**WHAT YOU ARE ASKED TO DO**:
Print the entries verbatim, leaving out the images they contain.

* start RECORDS FOR PROCESSING *

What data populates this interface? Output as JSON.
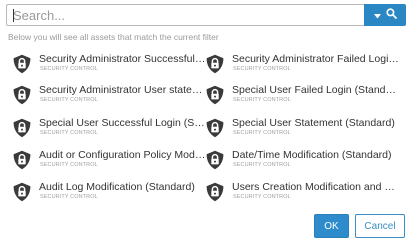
{
  "search": {
    "placeholder": "Search...",
    "value": ""
  },
  "helper_text": "Below you will see all assets that match the current filter",
  "items": [
    {
      "title": "Security Administrator Successful Lo...",
      "subtitle": "SECURITY CONTROL",
      "icon": "shield-lock-icon"
    },
    {
      "title": "Security Administrator Failed Login (...",
      "subtitle": "SECURITY CONTROL",
      "icon": "shield-lock-icon"
    },
    {
      "title": "Security Administrator User stateme...",
      "subtitle": "SECURITY CONTROL",
      "icon": "shield-lock-icon"
    },
    {
      "title": "Special User Failed Login (Standard)",
      "subtitle": "SECURITY CONTROL",
      "icon": "shield-lock-icon"
    },
    {
      "title": "Special User Successful Login (Stan...",
      "subtitle": "SECURITY CONTROL",
      "icon": "shield-lock-icon"
    },
    {
      "title": "Special User Statement (Standard)",
      "subtitle": "SECURITY CONTROL",
      "icon": "shield-lock-icon"
    },
    {
      "title": "Audit or Configuration Policy Modifi...",
      "subtitle": "SECURITY CONTROL",
      "icon": "shield-lock-icon"
    },
    {
      "title": "Date/Time Modification (Standard)",
      "subtitle": "SECURITY CONTROL",
      "icon": "shield-lock-icon"
    },
    {
      "title": "Audit Log Modification (Standard)",
      "subtitle": "SECURITY CONTROL",
      "icon": "shield-lock-icon"
    },
    {
      "title": "Users Creation Modification and Del...",
      "subtitle": "SECURITY CONTROL",
      "icon": "shield-lock-icon"
    }
  ],
  "buttons": {
    "ok": "OK",
    "cancel": "Cancel"
  },
  "colors": {
    "accent": "#2b87c3",
    "icon": "#3a3a3a"
  }
}
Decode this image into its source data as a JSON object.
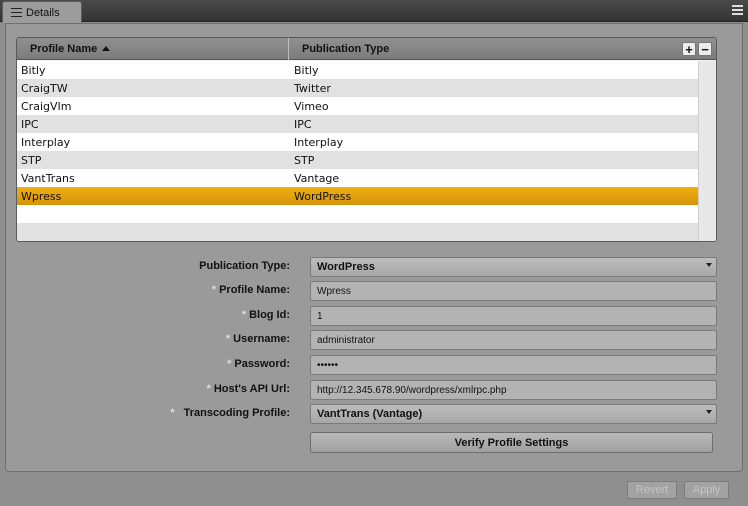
{
  "tab": {
    "label": "Details"
  },
  "grid": {
    "columns": [
      "Profile Name",
      "Publication Type"
    ],
    "rows": [
      {
        "name": "Bitly",
        "type": "Bitly"
      },
      {
        "name": "CraigTW",
        "type": "Twitter"
      },
      {
        "name": "CraigVIm",
        "type": "Vimeo"
      },
      {
        "name": "IPC",
        "type": "IPC"
      },
      {
        "name": "Interplay",
        "type": "Interplay"
      },
      {
        "name": "STP",
        "type": "STP"
      },
      {
        "name": "VantTrans",
        "type": "Vantage"
      },
      {
        "name": "Wpress",
        "type": "WordPress"
      }
    ],
    "selected_index": 7,
    "add_label": "+",
    "remove_label": "−"
  },
  "form": {
    "publication_type": {
      "label": "Publication Type:",
      "value": "WordPress"
    },
    "profile_name": {
      "label": "Profile Name:",
      "value": "Wpress"
    },
    "blog_id": {
      "label": "Blog Id:",
      "value": "1"
    },
    "username": {
      "label": "Username:",
      "value": "administrator"
    },
    "password": {
      "label": "Password:",
      "value": "••••••"
    },
    "api_url": {
      "label": "Host's API Url:",
      "value": "http://12.345.678.90/wordpress/xmlrpc.php"
    },
    "transcoding_profile": {
      "label": "Transcoding Profile:",
      "value": "VantTrans (Vantage)"
    },
    "required_marker": "*",
    "verify_label": "Verify Profile Settings"
  },
  "footer": {
    "revert_label": "Revert",
    "apply_label": "Apply"
  },
  "colors": {
    "selection": "#e8a30f",
    "panel": "#9a9a9a"
  }
}
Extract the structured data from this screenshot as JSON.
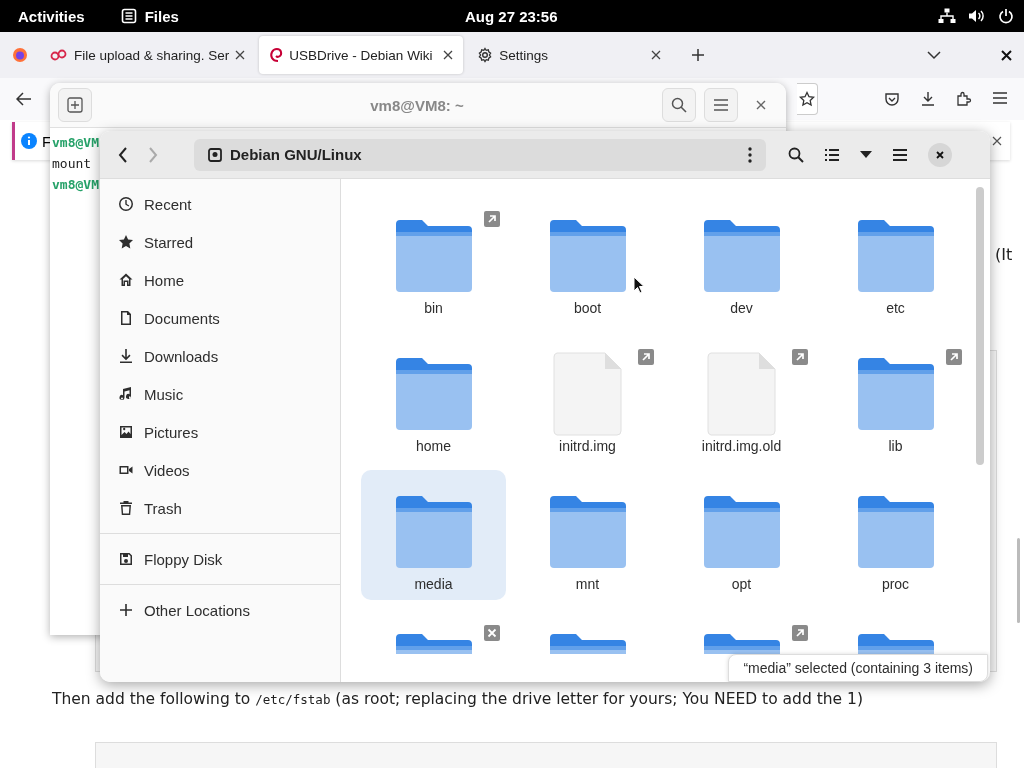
{
  "top_bar": {
    "activities": "Activities",
    "app": "Files",
    "clock": "Aug 27  23:56"
  },
  "browser": {
    "tabs": [
      {
        "label": "File upload & sharing. Ser",
        "selected": false,
        "kind": "share"
      },
      {
        "label": "USBDrive - Debian Wiki",
        "selected": true,
        "kind": "debian"
      },
      {
        "label": "Settings",
        "selected": false,
        "kind": "gear"
      }
    ],
    "notification": {
      "text": "F"
    },
    "page": {
      "side_text": "(It",
      "paragraph": {
        "before": "Then add the following to ",
        "code": "/etc/fstab",
        "after": " (as root; replacing the drive letter for yours; You NEED to add the 1)"
      }
    }
  },
  "terminal": {
    "title": "vm8@VM8: ~",
    "lines": [
      {
        "kind": "prompt",
        "text": "vm8@VM"
      },
      {
        "kind": "command",
        "text": "mount"
      },
      {
        "kind": "prompt",
        "text": "vm8@VM"
      }
    ]
  },
  "files": {
    "path": "Debian GNU/Linux",
    "sidebar": [
      [
        {
          "label": "Recent",
          "kind": "recent"
        },
        {
          "label": "Starred",
          "kind": "starred"
        },
        {
          "label": "Home",
          "kind": "home"
        },
        {
          "label": "Documents",
          "kind": "documents"
        },
        {
          "label": "Downloads",
          "kind": "downloads"
        },
        {
          "label": "Music",
          "kind": "music"
        },
        {
          "label": "Pictures",
          "kind": "pictures"
        },
        {
          "label": "Videos",
          "kind": "videos"
        },
        {
          "label": "Trash",
          "kind": "trash"
        }
      ],
      [
        {
          "label": "Floppy Disk",
          "kind": "floppy"
        }
      ],
      [
        {
          "label": "Other Locations",
          "kind": "other"
        }
      ]
    ],
    "items": [
      {
        "label": "bin",
        "kind": "folder",
        "symlink": true,
        "broken": false,
        "selected": false
      },
      {
        "label": "boot",
        "kind": "folder",
        "symlink": false,
        "broken": false,
        "selected": false
      },
      {
        "label": "dev",
        "kind": "folder",
        "symlink": false,
        "broken": false,
        "selected": false
      },
      {
        "label": "etc",
        "kind": "folder",
        "symlink": false,
        "broken": false,
        "selected": false
      },
      {
        "label": "home",
        "kind": "folder",
        "symlink": false,
        "broken": false,
        "selected": false
      },
      {
        "label": "initrd.img",
        "kind": "file",
        "symlink": true,
        "broken": false,
        "selected": false
      },
      {
        "label": "initrd.img.old",
        "kind": "file",
        "symlink": true,
        "broken": false,
        "selected": false
      },
      {
        "label": "lib",
        "kind": "folder",
        "symlink": true,
        "broken": false,
        "selected": false
      },
      {
        "label": "media",
        "kind": "folder",
        "symlink": false,
        "broken": false,
        "selected": true
      },
      {
        "label": "mnt",
        "kind": "folder",
        "symlink": false,
        "broken": false,
        "selected": false
      },
      {
        "label": "opt",
        "kind": "folder",
        "symlink": false,
        "broken": false,
        "selected": false
      },
      {
        "label": "proc",
        "kind": "folder",
        "symlink": false,
        "broken": false,
        "selected": false
      },
      {
        "kind": "folder",
        "symlink": false,
        "broken": true,
        "selected": false
      },
      {
        "kind": "folder",
        "symlink": false,
        "broken": false,
        "selected": false
      },
      {
        "kind": "folder",
        "symlink": true,
        "broken": false,
        "selected": false
      },
      {
        "kind": "folder",
        "symlink": false,
        "broken": false,
        "selected": false
      }
    ],
    "status": "“media” selected  (containing 3 items)"
  }
}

* end RECORDS FOR PROCESSING *

**SOLUTION**:
What data populates this interface? Output as JSON.
{
  "search": {
    "placeholder": "Search...",
    "value": ""
  },
  "helper_text": "Below you will see all assets that match the current filter",
  "items": [
    {
      "title": "Security Administrator Successful Lo...",
      "subtitle": "SECURITY CONTROL",
      "icon": "shield-lock-icon"
    },
    {
      "title": "Security Administrator Failed Login (...",
      "subtitle": "SECURITY CONTROL",
      "icon": "shield-lock-icon"
    },
    {
      "title": "Security Administrator User stateme...",
      "subtitle": "SECURITY CONTROL",
      "icon": "shield-lock-icon"
    },
    {
      "title": "Special User Failed Login (Standard)",
      "subtitle": "SECURITY CONTROL",
      "icon": "shield-lock-icon"
    },
    {
      "title": "Special User Successful Login (Stan...",
      "subtitle": "SECURITY CONTROL",
      "icon": "shield-lock-icon"
    },
    {
      "title": "Special User Statement (Standard)",
      "subtitle": "SECURITY CONTROL",
      "icon": "shield-lock-icon"
    },
    {
      "title": "Audit or Configuration Policy Modifi...",
      "subtitle": "SECURITY CONTROL",
      "icon": "shield-lock-icon"
    },
    {
      "title": "Date/Time Modification (Standard)",
      "subtitle": "SECURITY CONTROL",
      "icon": "shield-lock-icon"
    },
    {
      "title": "Audit Log Modification (Standard)",
      "subtitle": "SECURITY CONTROL",
      "icon": "shield-lock-icon"
    },
    {
      "title": "Users Creation Modification and Del...",
      "subtitle": "SECURITY CONTROL",
      "icon": "shield-lock-icon"
    }
  ],
  "buttons": {
    "ok": "OK",
    "cancel": "Cancel"
  },
  "colors": {
    "accent": "#2b87c3",
    "icon": "#3a3a3a"
  }
}
Decode this image into its source data as a JSON object.
{
  "tab": {
    "label": "Details"
  },
  "grid": {
    "columns": [
      "Profile Name",
      "Publication Type"
    ],
    "rows": [
      {
        "name": "Bitly",
        "type": "Bitly"
      },
      {
        "name": "CraigTW",
        "type": "Twitter"
      },
      {
        "name": "CraigVIm",
        "type": "Vimeo"
      },
      {
        "name": "IPC",
        "type": "IPC"
      },
      {
        "name": "Interplay",
        "type": "Interplay"
      },
      {
        "name": "STP",
        "type": "STP"
      },
      {
        "name": "VantTrans",
        "type": "Vantage"
      },
      {
        "name": "Wpress",
        "type": "WordPress"
      }
    ],
    "selected_index": 7,
    "add_label": "+",
    "remove_label": "−"
  },
  "form": {
    "publication_type": {
      "label": "Publication Type:",
      "value": "WordPress"
    },
    "profile_name": {
      "label": "Profile Name:",
      "value": "Wpress"
    },
    "blog_id": {
      "label": "Blog Id:",
      "value": "1"
    },
    "username": {
      "label": "Username:",
      "value": "administrator"
    },
    "password": {
      "label": "Password:",
      "value": "••••••"
    },
    "api_url": {
      "label": "Host's API Url:",
      "value": "http://12.345.678.90/wordpress/xmlrpc.php"
    },
    "transcoding_profile": {
      "label": "Transcoding Profile:",
      "value": "VantTrans (Vantage)"
    },
    "required_marker": "*",
    "verify_label": "Verify Profile Settings"
  },
  "footer": {
    "revert_label": "Revert",
    "apply_label": "Apply"
  },
  "colors": {
    "selection": "#e8a30f",
    "panel": "#9a9a9a"
  }
}
Extract the structured data from this screenshot as JSON.
{
  "top_bar": {
    "activities": "Activities",
    "app": "Files",
    "clock": "Aug 27  23:56"
  },
  "browser": {
    "tabs": [
      {
        "label": "File upload & sharing. Ser",
        "selected": false,
        "kind": "share"
      },
      {
        "label": "USBDrive - Debian Wiki",
        "selected": true,
        "kind": "debian"
      },
      {
        "label": "Settings",
        "selected": false,
        "kind": "gear"
      }
    ],
    "notification": {
      "text": "F"
    },
    "page": {
      "side_text": "(It",
      "paragraph": {
        "before": "Then add the following to ",
        "code": "/etc/fstab",
        "after": " (as root; replacing the drive letter for yours; You NEED to add the 1)"
      }
    }
  },
  "terminal": {
    "title": "vm8@VM8: ~",
    "lines": [
      {
        "kind": "prompt",
        "text": "vm8@VM"
      },
      {
        "kind": "command",
        "text": "mount"
      },
      {
        "kind": "prompt",
        "text": "vm8@VM"
      }
    ]
  },
  "files": {
    "path": "Debian GNU/Linux",
    "sidebar": [
      [
        {
          "label": "Recent",
          "kind": "recent"
        },
        {
          "label": "Starred",
          "kind": "starred"
        },
        {
          "label": "Home",
          "kind": "home"
        },
        {
          "label": "Documents",
          "kind": "documents"
        },
        {
          "label": "Downloads",
          "kind": "downloads"
        },
        {
          "label": "Music",
          "kind": "music"
        },
        {
          "label": "Pictures",
          "kind": "pictures"
        },
        {
          "label": "Videos",
          "kind": "videos"
        },
        {
          "label": "Trash",
          "kind": "trash"
        }
      ],
      [
        {
          "label": "Floppy Disk",
          "kind": "floppy"
        }
      ],
      [
        {
          "label": "Other Locations",
          "kind": "other"
        }
      ]
    ],
    "items": [
      {
        "label": "bin",
        "kind": "folder",
        "symlink": true,
        "broken": false,
        "selected": false
      },
      {
        "label": "boot",
        "kind": "folder",
        "symlink": false,
        "broken": false,
        "selected": false
      },
      {
        "label": "dev",
        "kind": "folder",
        "symlink": false,
        "broken": false,
        "selected": false
      },
      {
        "label": "etc",
        "kind": "folder",
        "symlink": false,
        "broken": false,
        "selected": false
      },
      {
        "label": "home",
        "kind": "folder",
        "symlink": false,
        "broken": false,
        "selected": false
      },
      {
        "label": "initrd.img",
        "kind": "file",
        "symlink": true,
        "broken": false,
        "selected": false
      },
      {
        "label": "initrd.img.old",
        "kind": "file",
        "symlink": true,
        "broken": false,
        "selected": false
      },
      {
        "label": "lib",
        "kind": "folder",
        "symlink": true,
        "broken": false,
        "selected": false
      },
      {
        "label": "media",
        "kind": "folder",
        "symlink": false,
        "broken": false,
        "selected": true
      },
      {
        "label": "mnt",
        "kind": "folder",
        "symlink": false,
        "broken": false,
        "selected": false
      },
      {
        "label": "opt",
        "kind": "folder",
        "symlink": false,
        "broken": false,
        "selected": false
      },
      {
        "label": "proc",
        "kind": "folder",
        "symlink": false,
        "broken": false,
        "selected": false
      },
      {
        "kind": "folder",
        "symlink": false,
        "broken": true,
        "selected": false
      },
      {
        "kind": "folder",
        "symlink": false,
        "broken": false,
        "selected": false
      },
      {
        "kind": "folder",
        "symlink": true,
        "broken": false,
        "selected": false
      },
      {
        "kind": "folder",
        "symlink": false,
        "broken": false,
        "selected": false
      }
    ],
    "status": "“media” selected  (containing 3 items)"
  }
}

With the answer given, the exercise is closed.